• Task statement: Using the listing below, select the lines with the word "time" and copy them.

"""

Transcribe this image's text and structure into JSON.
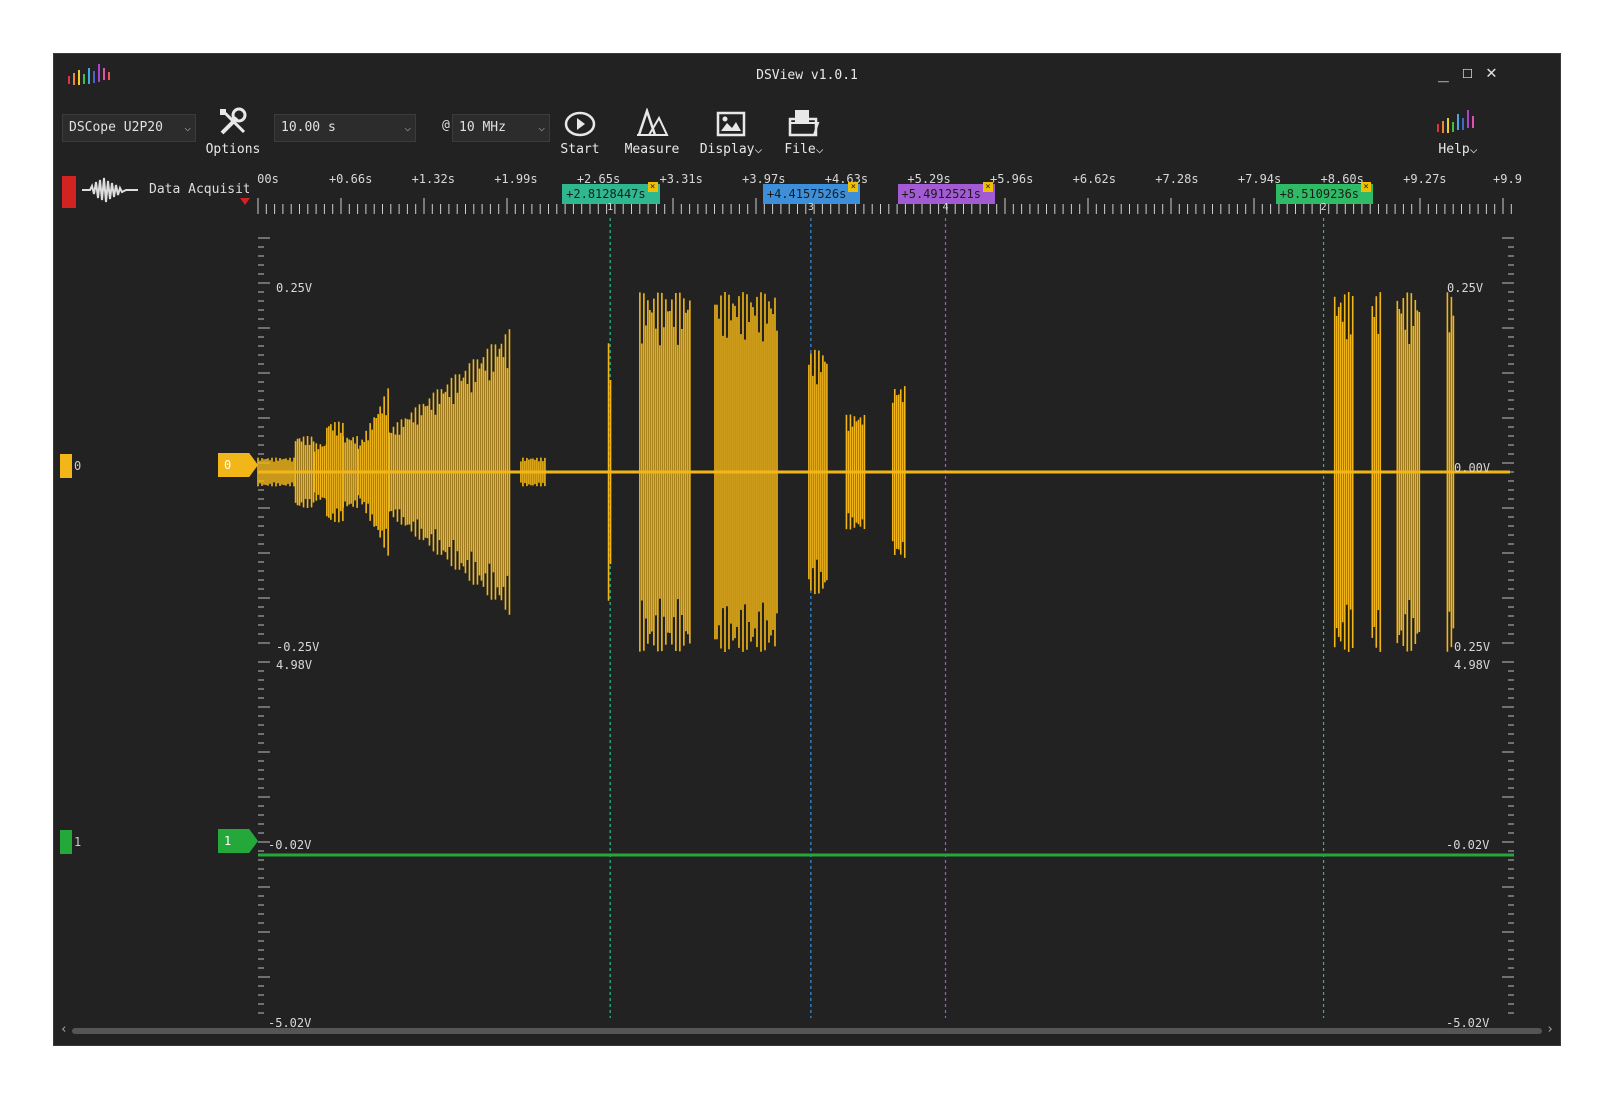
{
  "window": {
    "title": "DSView v1.0.1"
  },
  "toolbar": {
    "device": "DSCope U2P20",
    "options_label": "Options",
    "duration": "10.00 s",
    "at_symbol": "@",
    "samplerate": "10 MHz",
    "start_label": "Start",
    "measure_label": "Measure",
    "display_label": "Display",
    "file_label": "File",
    "help_label": "Help"
  },
  "ruler": {
    "daq_label": "Data Acquisition",
    "ticks": [
      "00s",
      "+0.66s",
      "+1.32s",
      "+1.99s",
      "+2.65s",
      "+3.31s",
      "+3.97s",
      "+4.63s",
      "+5.29s",
      "+5.96s",
      "+6.62s",
      "+7.28s",
      "+7.94s",
      "+8.60s",
      "+9.27s",
      "+9.9"
    ],
    "cursors": [
      {
        "label": "+2.8128447s",
        "index": "1",
        "color": "#2fb890",
        "time": 2.8128447
      },
      {
        "label": "+4.4157526s",
        "index": "3",
        "color": "#3c8fd8",
        "time": 4.4157526
      },
      {
        "label": "+5.4912521s",
        "index": "4",
        "color": "#a25bd2",
        "time": 5.4912521
      },
      {
        "label": "+8.5109236s",
        "index": "2",
        "color": "#2fba66",
        "time": 8.5109236
      }
    ]
  },
  "channels": [
    {
      "id": "0",
      "color": "#f2b619",
      "vmax_left": "0.25V",
      "vmin_left": "-0.25V",
      "vmax_right": "0.25V",
      "vzero_right": "0.00V",
      "vmin_right": "0.25V"
    },
    {
      "id": "1",
      "color": "#25a83a",
      "vmax_left": "4.98V",
      "vzero_left": "-0.02V",
      "vmin_left": "-5.02V",
      "vmax_right": "4.98V",
      "vzero_right": "-0.02V",
      "vmin_right": "-5.02V"
    }
  ]
}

"""

• Result below:
        "time": 2.8128447
        "time": 4.4157526
        "time": 5.4912521
        "time": 8.5109236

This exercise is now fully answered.